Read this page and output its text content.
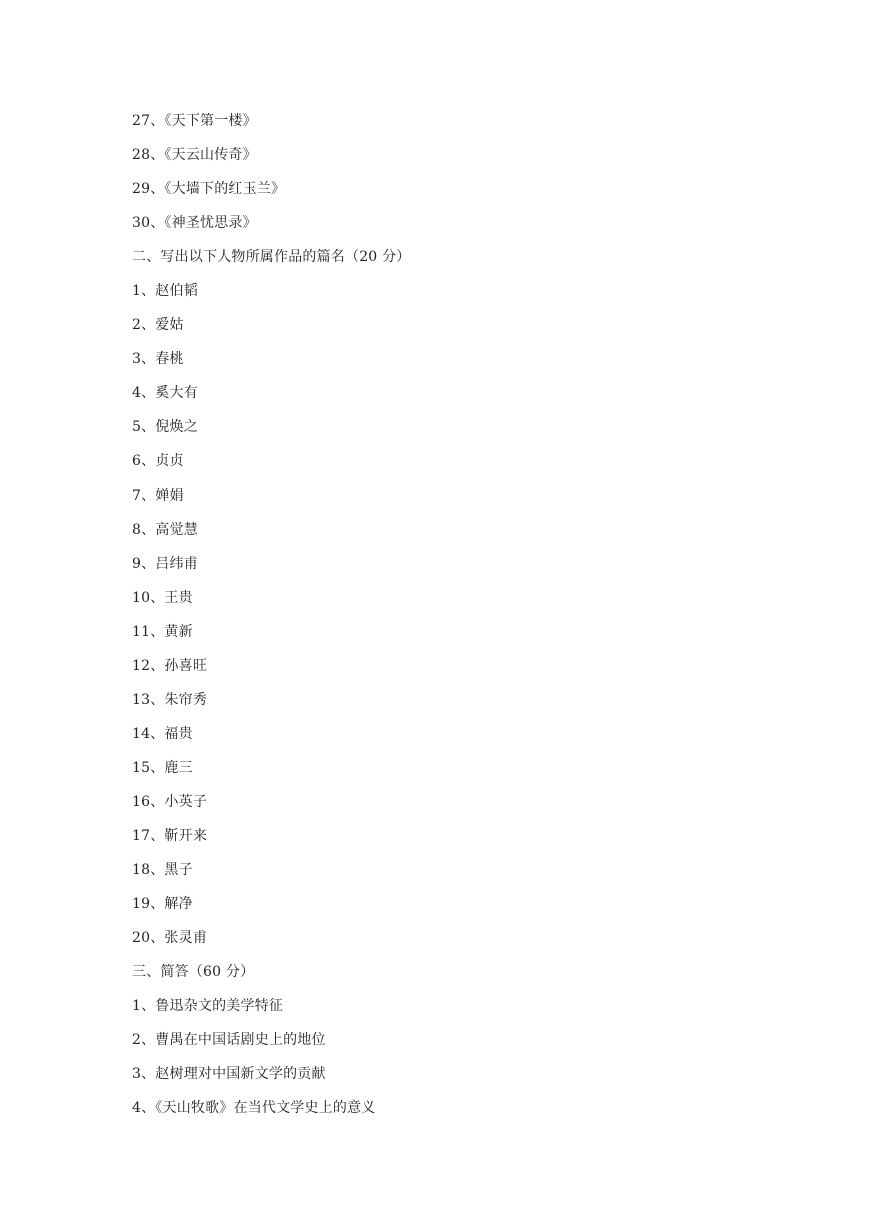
27、《天下第一楼》
28、《天云山传奇》
29、《大墙下的红玉兰》
30、《神圣忧思录》
二、写出以下人物所属作品的篇名（20 分）
1、赵伯韬
2、爱姑
3、春桃
4、奚大有
5、倪焕之
6、贞贞
7、婵娟
8、高觉慧
9、吕纬甫
10、王贵
11、黄新
12、孙喜旺
13、朱帘秀
14、福贵
15、鹿三
16、小英子
17、靳开来
18、黑子
19、解净
20、张灵甫
三、简答（60 分）
1、鲁迅杂文的美学特征
2、曹禺在中国话剧史上的地位
3、赵树理对中国新文学的贡献
4、《天山牧歌》在当代文学史上的意义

**Aim of the task:** Omit the pictures and restate the rest of the records verbatim.

**Finished exercise:**
Read this page and output its text content.
27、《天下第一楼》
28、《天云山传奇》
29、《大墙下的红玉兰》
30、《神圣忧思录》
二、写出以下人物所属作品的篇名（20 分）
1、赵伯韬
2、爱姑
3、春桃
4、奚大有
5、倪焕之
6、贞贞
7、婵娟
8、高觉慧
9、吕纬甫
10、王贵
11、黄新
12、孙喜旺
13、朱帘秀
14、福贵
15、鹿三
16、小英子
17、靳开来
18、黑子
19、解净
20、张灵甫
三、简答（60 分）
1、鲁迅杂文的美学特征
2、曹禺在中国话剧史上的地位
3、赵树理对中国新文学的贡献
4、《天山牧歌》在当代文学史上的意义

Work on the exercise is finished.